WHAT YOU HAVE TO DO >>
Everything in the listing except the pictures should be written out exactly.

DATA PROVIDED >>
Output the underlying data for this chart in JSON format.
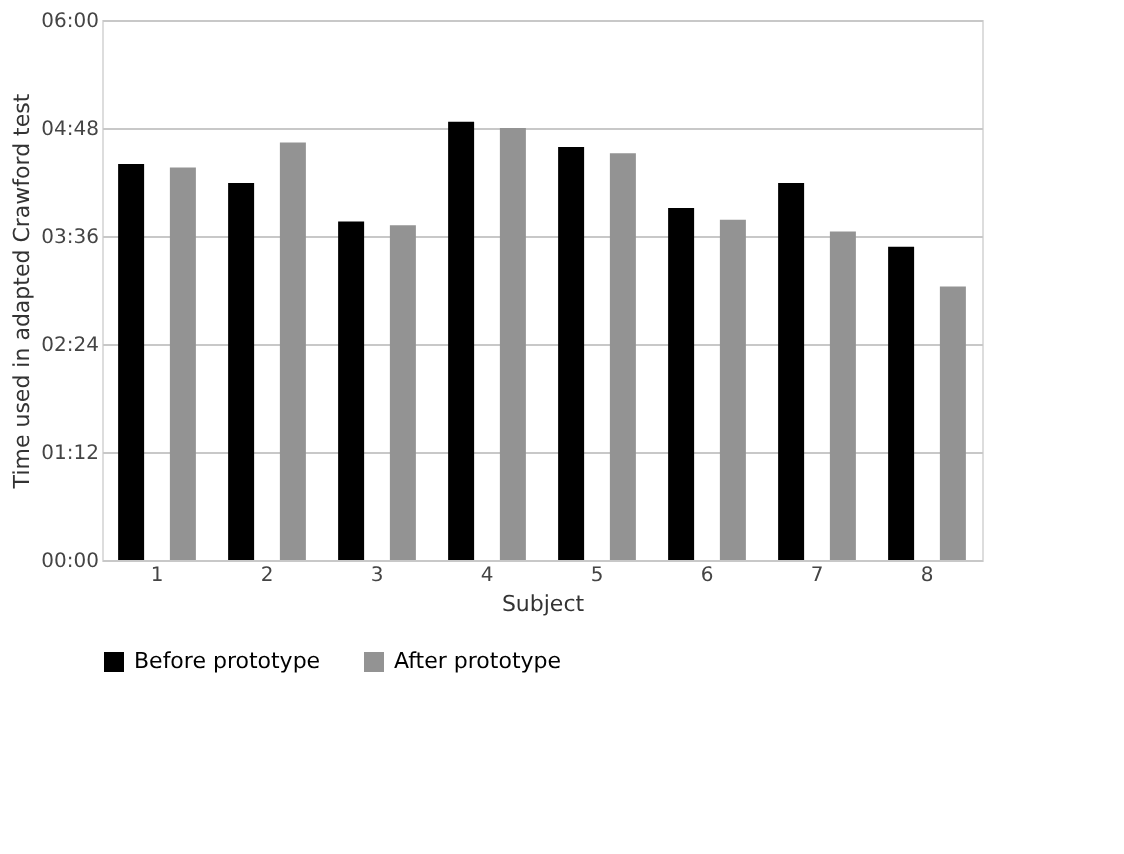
{
  "chart_data": {
    "type": "bar",
    "xlabel": "Subject",
    "ylabel": "Time used in adapted Crawford test",
    "categories": [
      "1",
      "2",
      "3",
      "4",
      "5",
      "6",
      "7",
      "8"
    ],
    "series": [
      {
        "name": "Before prototype",
        "color": "#000000",
        "values": [
          4.4,
          4.19,
          3.76,
          4.87,
          4.59,
          3.91,
          4.19,
          3.48
        ]
      },
      {
        "name": "After prototype",
        "color": "#939393",
        "values": [
          4.36,
          4.64,
          3.72,
          4.8,
          4.52,
          3.78,
          3.65,
          3.04
        ]
      }
    ],
    "ylim": [
      0,
      6
    ],
    "yticks": [
      {
        "value": 0,
        "label": "00:00"
      },
      {
        "value": 1.2,
        "label": "01:12"
      },
      {
        "value": 2.4,
        "label": "02:24"
      },
      {
        "value": 3.6,
        "label": "03:36"
      },
      {
        "value": 4.8,
        "label": "04:48"
      },
      {
        "value": 6,
        "label": "06:00"
      }
    ],
    "grid": "y",
    "legend": "bottom"
  }
}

OUTPUT OF THE TASK >>
Output the underlying data for this chart in JSON format.
{
  "chart_data": {
    "type": "bar",
    "xlabel": "Subject",
    "ylabel": "Time used in adapted Crawford test",
    "categories": [
      "1",
      "2",
      "3",
      "4",
      "5",
      "6",
      "7",
      "8"
    ],
    "series": [
      {
        "name": "Before prototype",
        "color": "#000000",
        "values": [
          4.4,
          4.19,
          3.76,
          4.87,
          4.59,
          3.91,
          4.19,
          3.48
        ]
      },
      {
        "name": "After prototype",
        "color": "#939393",
        "values": [
          4.36,
          4.64,
          3.72,
          4.8,
          4.52,
          3.78,
          3.65,
          3.04
        ]
      }
    ],
    "ylim": [
      0,
      6
    ],
    "yticks": [
      {
        "value": 0,
        "label": "00:00"
      },
      {
        "value": 1.2,
        "label": "01:12"
      },
      {
        "value": 2.4,
        "label": "02:24"
      },
      {
        "value": 3.6,
        "label": "03:36"
      },
      {
        "value": 4.8,
        "label": "04:48"
      },
      {
        "value": 6,
        "label": "06:00"
      }
    ],
    "grid": "y",
    "legend": "bottom"
  }
}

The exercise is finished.